__Lista de tareas__
1) Según el texto sobre la película Che, Guerrilla, ¿en qué lugar se desarrolla casi toda la película?
2) Prosigue el texto sobre la película Che, Guerrilla a partir de su última oración.

### Texto para leer

Los recursos cinematográficos de Soderbergh siguen siendo los mismos: la cámara lejana que se distancia del mármol y de las frases célebres, el segundo plano en el que se ubica el Che en varias escenas de conjunto, los silencios más que las palabras, el susurro más que las voces estridentes. Sin embargo, Che, Guerrilla, al desarrollarse casi en su totalidad en la selva, ostenta un minucioso trabajo con el espacio, que no tenía su antecesora, más resignada a la (re) presentación convencional de sus pocos conflictos. El hecho puntual de que durante más de una hora y media la película se limite a mostrar los sucesos de Bolivia le sirve al director para contar, de manera clásica y sin apresuramientos del montaje, la preparación de los soldados en la selva, el desdén y la desconfianza de los campesinos bolivianos por los invasores y algunos enfrentamientos con las fuerzas dictatoriales del presidente Barrientos.
En este punto es que Che, Guerrilla avanza en la descripción de una inminente derrota en lugar de rasgarse las vestiduras proponiendo un film cargado de ideología y de frases altisonantes para el recuerdo. En efecto, se trata del reducido ejército con el cual el Che intentó extender la revolución iniciada en Cuba, pero el tratamiento formal que le da Soderbergh es el de una película con algunas escenas bélicas en las que se ve a un grupo sin rumbo casi perdido en la selva. En ese sentido, los personajes avanzan, como ocurre con la narración, pero daría la impresión de que están dando vueltas continuamente en unos pocos lugares y que el destino fatal les está asignado de antemano. También sobre este punto no es casual que Terrence Malick figure en los créditos, más aun recordando la forma en que se concebía al espacio en La delgada línea roja.

######
### Material de consulta

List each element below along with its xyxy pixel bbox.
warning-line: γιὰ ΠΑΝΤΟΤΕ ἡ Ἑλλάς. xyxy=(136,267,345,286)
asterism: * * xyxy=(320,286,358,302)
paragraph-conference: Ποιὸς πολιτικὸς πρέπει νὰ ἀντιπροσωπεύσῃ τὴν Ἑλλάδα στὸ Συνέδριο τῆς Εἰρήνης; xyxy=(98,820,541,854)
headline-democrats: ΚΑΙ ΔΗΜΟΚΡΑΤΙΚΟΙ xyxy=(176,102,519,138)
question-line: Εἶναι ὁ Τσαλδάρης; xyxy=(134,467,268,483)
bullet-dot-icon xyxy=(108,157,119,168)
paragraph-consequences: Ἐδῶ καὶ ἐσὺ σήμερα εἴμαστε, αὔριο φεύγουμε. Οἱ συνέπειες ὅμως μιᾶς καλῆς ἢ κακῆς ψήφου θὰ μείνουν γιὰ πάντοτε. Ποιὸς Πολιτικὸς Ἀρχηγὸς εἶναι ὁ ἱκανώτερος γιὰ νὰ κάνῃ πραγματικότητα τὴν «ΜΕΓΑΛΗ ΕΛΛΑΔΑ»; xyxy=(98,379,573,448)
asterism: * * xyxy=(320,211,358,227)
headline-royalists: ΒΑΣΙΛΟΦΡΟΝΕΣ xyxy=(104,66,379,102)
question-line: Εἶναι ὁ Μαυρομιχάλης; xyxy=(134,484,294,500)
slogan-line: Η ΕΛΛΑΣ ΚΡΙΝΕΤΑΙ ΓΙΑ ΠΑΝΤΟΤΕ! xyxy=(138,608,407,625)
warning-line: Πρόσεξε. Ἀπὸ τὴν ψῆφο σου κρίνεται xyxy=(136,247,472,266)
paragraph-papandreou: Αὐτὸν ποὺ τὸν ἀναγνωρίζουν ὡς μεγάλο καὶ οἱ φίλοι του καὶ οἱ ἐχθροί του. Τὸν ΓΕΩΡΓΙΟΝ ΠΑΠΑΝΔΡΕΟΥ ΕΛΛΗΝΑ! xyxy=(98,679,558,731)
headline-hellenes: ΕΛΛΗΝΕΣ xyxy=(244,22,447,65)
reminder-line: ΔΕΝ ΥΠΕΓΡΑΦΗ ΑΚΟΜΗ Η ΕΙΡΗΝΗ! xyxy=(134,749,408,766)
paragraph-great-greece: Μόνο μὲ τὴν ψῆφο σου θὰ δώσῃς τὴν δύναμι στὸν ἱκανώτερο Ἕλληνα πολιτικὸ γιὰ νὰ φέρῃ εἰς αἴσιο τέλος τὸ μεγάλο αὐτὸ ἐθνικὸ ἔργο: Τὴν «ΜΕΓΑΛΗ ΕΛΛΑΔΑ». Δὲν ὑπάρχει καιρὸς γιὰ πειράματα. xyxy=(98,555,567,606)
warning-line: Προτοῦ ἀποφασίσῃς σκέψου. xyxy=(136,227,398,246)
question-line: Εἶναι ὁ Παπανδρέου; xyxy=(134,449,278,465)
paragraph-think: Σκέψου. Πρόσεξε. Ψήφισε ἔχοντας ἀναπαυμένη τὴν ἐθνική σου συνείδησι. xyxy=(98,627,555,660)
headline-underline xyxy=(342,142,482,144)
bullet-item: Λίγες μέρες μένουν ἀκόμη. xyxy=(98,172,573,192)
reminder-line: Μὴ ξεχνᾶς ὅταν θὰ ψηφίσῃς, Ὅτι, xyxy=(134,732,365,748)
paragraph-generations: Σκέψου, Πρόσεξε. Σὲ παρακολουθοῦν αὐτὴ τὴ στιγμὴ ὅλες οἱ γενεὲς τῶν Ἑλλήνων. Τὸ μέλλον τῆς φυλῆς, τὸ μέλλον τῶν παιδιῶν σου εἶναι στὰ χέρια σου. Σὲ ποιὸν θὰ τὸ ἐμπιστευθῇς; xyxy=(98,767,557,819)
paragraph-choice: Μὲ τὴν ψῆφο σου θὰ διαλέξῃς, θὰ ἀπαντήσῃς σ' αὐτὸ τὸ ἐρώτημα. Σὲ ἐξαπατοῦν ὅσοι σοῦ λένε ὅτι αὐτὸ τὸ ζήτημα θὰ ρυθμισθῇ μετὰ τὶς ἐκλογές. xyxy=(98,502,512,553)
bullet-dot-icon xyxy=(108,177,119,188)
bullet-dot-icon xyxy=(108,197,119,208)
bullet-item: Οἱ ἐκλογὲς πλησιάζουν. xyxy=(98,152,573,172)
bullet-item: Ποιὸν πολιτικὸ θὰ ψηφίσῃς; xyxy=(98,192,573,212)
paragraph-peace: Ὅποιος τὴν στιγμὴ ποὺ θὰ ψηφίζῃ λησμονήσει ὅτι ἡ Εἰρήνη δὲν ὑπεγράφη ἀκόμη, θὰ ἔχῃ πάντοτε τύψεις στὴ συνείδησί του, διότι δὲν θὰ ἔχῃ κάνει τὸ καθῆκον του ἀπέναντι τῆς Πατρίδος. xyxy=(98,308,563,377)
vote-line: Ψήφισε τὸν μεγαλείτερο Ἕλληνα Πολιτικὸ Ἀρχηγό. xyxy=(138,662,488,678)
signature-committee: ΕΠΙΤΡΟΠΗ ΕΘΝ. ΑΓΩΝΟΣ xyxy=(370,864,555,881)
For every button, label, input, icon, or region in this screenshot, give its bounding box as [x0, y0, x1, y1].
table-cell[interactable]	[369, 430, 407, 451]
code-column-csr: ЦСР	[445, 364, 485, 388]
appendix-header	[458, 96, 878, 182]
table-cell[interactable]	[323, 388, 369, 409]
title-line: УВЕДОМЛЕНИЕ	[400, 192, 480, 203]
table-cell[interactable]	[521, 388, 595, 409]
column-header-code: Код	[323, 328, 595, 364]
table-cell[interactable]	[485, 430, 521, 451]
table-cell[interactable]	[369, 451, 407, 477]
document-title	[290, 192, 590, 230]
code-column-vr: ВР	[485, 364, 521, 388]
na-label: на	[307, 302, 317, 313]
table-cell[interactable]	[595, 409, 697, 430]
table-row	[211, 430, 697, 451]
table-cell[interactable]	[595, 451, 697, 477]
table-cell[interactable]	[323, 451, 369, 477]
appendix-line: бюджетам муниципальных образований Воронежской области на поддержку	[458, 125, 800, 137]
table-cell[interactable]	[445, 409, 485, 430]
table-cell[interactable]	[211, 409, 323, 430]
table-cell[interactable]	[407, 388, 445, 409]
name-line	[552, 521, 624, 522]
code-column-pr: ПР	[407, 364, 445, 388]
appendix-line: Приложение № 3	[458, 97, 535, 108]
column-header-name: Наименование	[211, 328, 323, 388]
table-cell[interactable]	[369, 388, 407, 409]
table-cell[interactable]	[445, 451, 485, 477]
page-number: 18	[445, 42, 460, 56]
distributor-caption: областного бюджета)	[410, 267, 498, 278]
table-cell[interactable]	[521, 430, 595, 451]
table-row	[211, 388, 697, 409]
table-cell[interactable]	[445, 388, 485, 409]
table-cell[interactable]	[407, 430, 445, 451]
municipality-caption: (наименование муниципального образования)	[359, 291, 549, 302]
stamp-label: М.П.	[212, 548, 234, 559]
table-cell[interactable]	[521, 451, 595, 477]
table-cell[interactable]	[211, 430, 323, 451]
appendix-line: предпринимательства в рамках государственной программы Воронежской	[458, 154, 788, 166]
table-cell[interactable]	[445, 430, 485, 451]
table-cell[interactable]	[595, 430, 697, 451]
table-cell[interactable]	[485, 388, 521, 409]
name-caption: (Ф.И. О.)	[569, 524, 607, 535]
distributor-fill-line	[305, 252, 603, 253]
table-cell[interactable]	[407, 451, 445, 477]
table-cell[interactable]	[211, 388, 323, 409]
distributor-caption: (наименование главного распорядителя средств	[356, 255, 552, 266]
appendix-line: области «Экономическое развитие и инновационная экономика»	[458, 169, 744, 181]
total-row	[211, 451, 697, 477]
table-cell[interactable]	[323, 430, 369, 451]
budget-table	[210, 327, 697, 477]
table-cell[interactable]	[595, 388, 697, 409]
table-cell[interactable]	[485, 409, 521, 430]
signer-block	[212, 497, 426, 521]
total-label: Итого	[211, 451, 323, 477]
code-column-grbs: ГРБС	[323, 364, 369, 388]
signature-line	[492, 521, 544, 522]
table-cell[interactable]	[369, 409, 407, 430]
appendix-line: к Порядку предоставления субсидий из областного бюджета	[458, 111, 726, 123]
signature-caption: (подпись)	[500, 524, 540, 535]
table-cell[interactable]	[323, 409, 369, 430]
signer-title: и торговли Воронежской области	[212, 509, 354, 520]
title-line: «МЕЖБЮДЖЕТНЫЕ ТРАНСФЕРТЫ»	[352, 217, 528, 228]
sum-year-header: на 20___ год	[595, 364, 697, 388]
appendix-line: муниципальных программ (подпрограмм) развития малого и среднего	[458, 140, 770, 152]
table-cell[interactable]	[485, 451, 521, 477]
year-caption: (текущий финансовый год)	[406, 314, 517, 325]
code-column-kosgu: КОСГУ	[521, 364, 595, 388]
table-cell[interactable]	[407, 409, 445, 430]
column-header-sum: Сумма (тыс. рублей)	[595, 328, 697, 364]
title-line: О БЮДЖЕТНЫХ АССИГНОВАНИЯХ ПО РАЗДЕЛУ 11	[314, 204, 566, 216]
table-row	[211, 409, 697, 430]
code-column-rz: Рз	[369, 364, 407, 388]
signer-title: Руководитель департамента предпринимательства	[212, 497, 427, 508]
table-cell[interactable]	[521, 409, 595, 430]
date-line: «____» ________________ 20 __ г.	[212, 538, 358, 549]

######

__Resultados__
1) Casi toda la película se desarrolla en la selva.

2)
Esa declarada agonía del Che y su grupo tiene una formidable resolución en las últimas secuencias, en las que la película alcanza su carácter elegíaco que llega, siempre de manera susurrante, hasta la inmolación del personaje. Allí Soderbergh deja solo al Che librado a su suerte, elimina el sonido y elige, otra vez con acierto, la cámara en mano. El mismo criterio de puesta en escena tienen las posteriores escenas del apresamiento del Che hasta su muerte, incluyendo las imágenes en blanco y negro anteriores a los créditos, que rememoran las de Pike y su grupo en el final de La pandilla salvaje. En este punto, reconozco no ser nada original: una de las productoras de Che: Guerrilla se llama Wild Bunch.